→ **READING PASSAGE**
Soccer Mommy’s World Opens Up

Marquee Topper
Patsy Thayieng
– Marquee Topper
After a whirlwind two years that included support stints for acts from Paramore to Wilco, 22-year-old Sophie Allison, pictured here performing at Amsterdam Hall in St. Paul, Minn., has come into her own.

Three years ago, Sophie Allison’s intimate indie-rock songs were floating around Bandcamp. They’ve now blossomed into full-fledged anthems – and are reverberating through the rafters of some of America’s most vaunted theaters, sheds and arenas.

Allison, the 22-year-old musician who hails from Nashville and records as Soccer Mommy, set the blogosphere abuzz with the release of her hushed mini-album Collection in August 2017, and continued to conquer the rock world with her proper debut, Clean, which arrived in March 2018 and made the year-end lists of Rolling Stone, Pitchfork, The New York Times and more. Her ambitious second album, Color Theory, which refracts ‘90s alt-rock touchstones through lenses of contemporary pop and rock, dropped Feb. 28 and seems destined to grow her fandom further.

But for Soccer Mommy and its team, guided by manager Mac Cregan and agent Wilson Zheng, of indie powerhouses Brilliant Corners Artist Management and High Road Touring, the road is as crucial as the record. Allison’s slots opening for a range of artists – Paramore, Wilco, Vampire Weekend, Kacey Musgraves, Stephen Malkmus and Liz Phair, to name a few – along with the headlining tours she’s held down have helped fuel her speedy rise from the DIY spaces she played as a New York University student in 2016 to the prominent rooms she’s now dominating.

→ **PROBLEM DETAILS**
Reproduce word for word the stretch of the Soccer Mommy article from "Soccer Mommy’s World" through "into her own.".

→ **SUPPLIED DATA**
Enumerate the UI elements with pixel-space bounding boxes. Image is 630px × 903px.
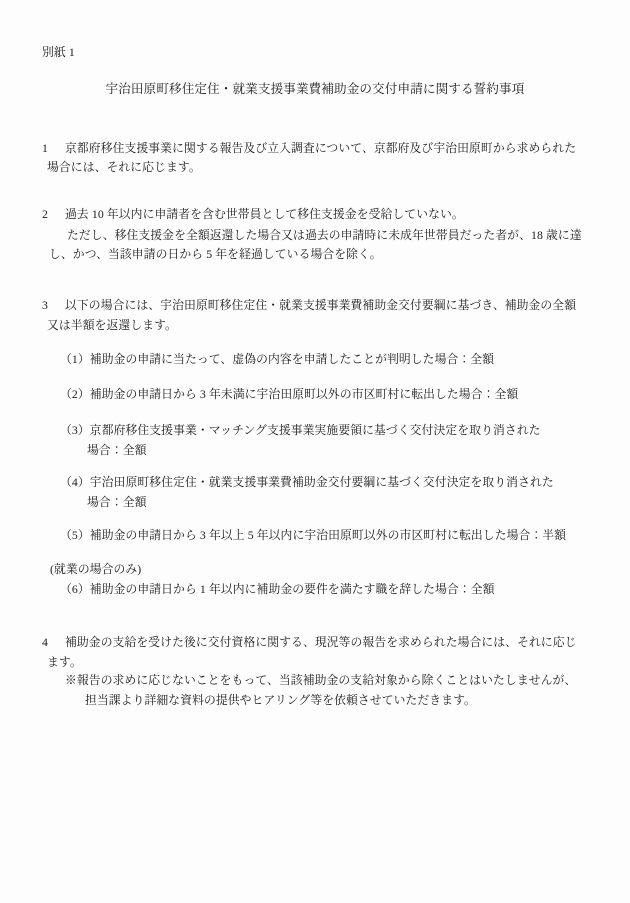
subclause-4-line-1: 場合：全額 xyxy=(87,495,147,509)
subclause-3-line-1: 場合：全額 xyxy=(87,443,147,457)
clause-1-line-1: 場合には、それに応じます。 xyxy=(47,160,201,174)
clause-4-line-3: 担当課より詳細な資料の提供やヒアリング等を依頼させていただきます。 xyxy=(85,693,476,707)
document-page: 別紙 1 宇治田原町移住定住・就業支援事業費補助金の交付申請に関する誓約事項 1… xyxy=(0,0,630,903)
subclause-4-line-0: （4）宇治田原町移住定住・就業支援事業費補助金交付要綱に基づく交付決定を取り消さ… xyxy=(60,475,554,489)
subclause-3-line-0: （3）京都府移住支援事業・マッチング支援事業実施要領に基づく交付決定を取り消され… xyxy=(60,423,541,437)
clause-4-line-0: 補助金の支給を受けた後に交付資格に関する、現況等の報告を求められた場合には、それ… xyxy=(65,635,577,649)
employment-note: (就業の場合のみ) xyxy=(50,562,141,576)
subclause-1-line-0: （1）補助金の申請に当たって、虚偽の内容を申請したことが判明した場合：全額 xyxy=(60,352,494,366)
subclause-6-line-0: （6）補助金の申請日から 1 年以内に補助金の要件を満たす職を辞した場合：全額 xyxy=(60,582,495,596)
clause-4-line-1: ます。 xyxy=(47,655,82,669)
clause-1-line-0: 京都府移住支援事業に関する報告及び立入調査について、京都府及び宇治田原町から求め… xyxy=(65,141,576,155)
clause-3-line-1: 又は半額を返還します。 xyxy=(47,318,177,332)
clause-4-line-2: ※報告の求めに応じないことをもって、当該補助金の支給対象から除くことはいたしませ… xyxy=(65,673,576,687)
clause-4-number: 4 xyxy=(42,635,48,649)
clause-2-line-1: ただし、移住支援金を全額返還した場合又は過去の申請時に未成年世帯員だった者が、1… xyxy=(67,228,582,242)
clause-2-line-0: 過去 10 年以内に申請者を含む世帯員として移住支援金を受給していない。 xyxy=(65,207,464,221)
clause-3-number: 3 xyxy=(42,298,48,312)
clause-3-line-0: 以下の場合には、宇治田原町移住定住・就業支援事業費補助金交付要綱に基づき、補助金… xyxy=(65,298,576,312)
clause-1-number: 1 xyxy=(42,141,48,155)
document-title: 宇治田原町移住定住・就業支援事業費補助金の交付申請に関する誓約事項 xyxy=(0,82,630,97)
clause-2-line-2: し、かつ、当該申請の日から 5 年を経過している場合を除く。 xyxy=(49,247,382,261)
subclause-2-line-0: （2）補助金の申請日から 3 年未満に宇治田原町以外の市区町村に転出した場合：全… xyxy=(60,387,518,401)
subclause-5-line-0: （5）補助金の申請日から 3 年以上 5 年以内に宇治田原町以外の市区町村に転出… xyxy=(60,528,566,542)
clause-2-number: 2 xyxy=(42,207,48,221)
attachment-label: 別紙 1 xyxy=(42,45,75,59)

→ **SOLUTION TO THE PROBLEM**
Soccer Mommy’s World Opens Up

Marquee Topper
Patsy Thayieng
– Marquee Topper
After a whirlwind two years that included support stints for acts from Paramore to Wilco, 22-year-old Sophie Allison, pictured here performing at Amsterdam Hall in St. Paul, Minn., has come into her own.